• [RECORDS FOR THIS TASK]:
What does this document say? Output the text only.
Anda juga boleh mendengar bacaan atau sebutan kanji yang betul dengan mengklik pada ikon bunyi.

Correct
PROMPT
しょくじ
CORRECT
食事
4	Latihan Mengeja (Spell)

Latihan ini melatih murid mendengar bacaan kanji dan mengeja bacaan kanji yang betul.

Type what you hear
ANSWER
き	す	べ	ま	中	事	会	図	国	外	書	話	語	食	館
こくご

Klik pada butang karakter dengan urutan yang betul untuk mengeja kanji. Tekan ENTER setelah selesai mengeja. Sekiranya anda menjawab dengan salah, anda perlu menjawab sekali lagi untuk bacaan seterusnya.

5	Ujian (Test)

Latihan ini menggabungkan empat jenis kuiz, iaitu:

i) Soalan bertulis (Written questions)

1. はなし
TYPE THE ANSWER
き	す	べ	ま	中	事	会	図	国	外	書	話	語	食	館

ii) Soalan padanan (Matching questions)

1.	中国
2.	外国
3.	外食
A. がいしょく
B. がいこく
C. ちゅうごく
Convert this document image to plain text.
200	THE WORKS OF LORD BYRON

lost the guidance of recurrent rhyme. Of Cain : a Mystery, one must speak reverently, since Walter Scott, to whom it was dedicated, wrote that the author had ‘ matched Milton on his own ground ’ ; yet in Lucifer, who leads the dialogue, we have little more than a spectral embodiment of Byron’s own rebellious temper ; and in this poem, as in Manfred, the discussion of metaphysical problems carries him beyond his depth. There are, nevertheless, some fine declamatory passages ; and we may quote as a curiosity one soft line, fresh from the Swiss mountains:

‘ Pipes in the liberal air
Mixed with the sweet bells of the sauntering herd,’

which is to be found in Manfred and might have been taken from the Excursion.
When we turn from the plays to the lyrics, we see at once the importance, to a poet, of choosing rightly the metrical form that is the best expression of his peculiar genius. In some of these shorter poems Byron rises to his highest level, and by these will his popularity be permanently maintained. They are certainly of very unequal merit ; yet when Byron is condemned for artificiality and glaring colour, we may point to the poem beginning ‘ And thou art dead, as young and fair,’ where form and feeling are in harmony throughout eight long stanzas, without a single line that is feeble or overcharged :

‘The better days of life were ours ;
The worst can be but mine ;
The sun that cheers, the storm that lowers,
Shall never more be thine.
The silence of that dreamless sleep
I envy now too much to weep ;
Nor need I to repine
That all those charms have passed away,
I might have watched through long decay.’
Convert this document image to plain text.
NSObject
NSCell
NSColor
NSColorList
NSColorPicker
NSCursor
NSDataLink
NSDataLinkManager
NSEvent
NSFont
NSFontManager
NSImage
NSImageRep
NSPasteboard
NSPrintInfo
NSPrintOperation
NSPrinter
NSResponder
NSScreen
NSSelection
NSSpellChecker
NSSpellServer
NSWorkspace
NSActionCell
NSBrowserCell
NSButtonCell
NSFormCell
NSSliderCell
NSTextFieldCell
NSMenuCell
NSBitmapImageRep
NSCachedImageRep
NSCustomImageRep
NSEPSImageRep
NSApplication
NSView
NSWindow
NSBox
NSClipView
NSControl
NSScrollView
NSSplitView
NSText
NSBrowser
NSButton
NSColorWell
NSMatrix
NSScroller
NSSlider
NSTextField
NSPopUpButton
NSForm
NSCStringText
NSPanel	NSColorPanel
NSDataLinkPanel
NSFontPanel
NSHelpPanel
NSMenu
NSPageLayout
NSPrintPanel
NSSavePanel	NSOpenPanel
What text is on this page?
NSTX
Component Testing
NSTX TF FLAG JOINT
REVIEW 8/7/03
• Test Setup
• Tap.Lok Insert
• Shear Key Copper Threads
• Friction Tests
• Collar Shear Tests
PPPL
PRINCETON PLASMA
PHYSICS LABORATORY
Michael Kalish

• [THE TASK]: Scan the listing above and copy all lines containing the word "mendengar".

• [OUTPUT]:
Anda juga boleh mendengar bacaan atau sebutan kanji yang betul dengan mengklik pada ikon bunyi.
Latihan ini melatih murid mendengar bacaan kanji dan mengeja bacaan kanji yang betul.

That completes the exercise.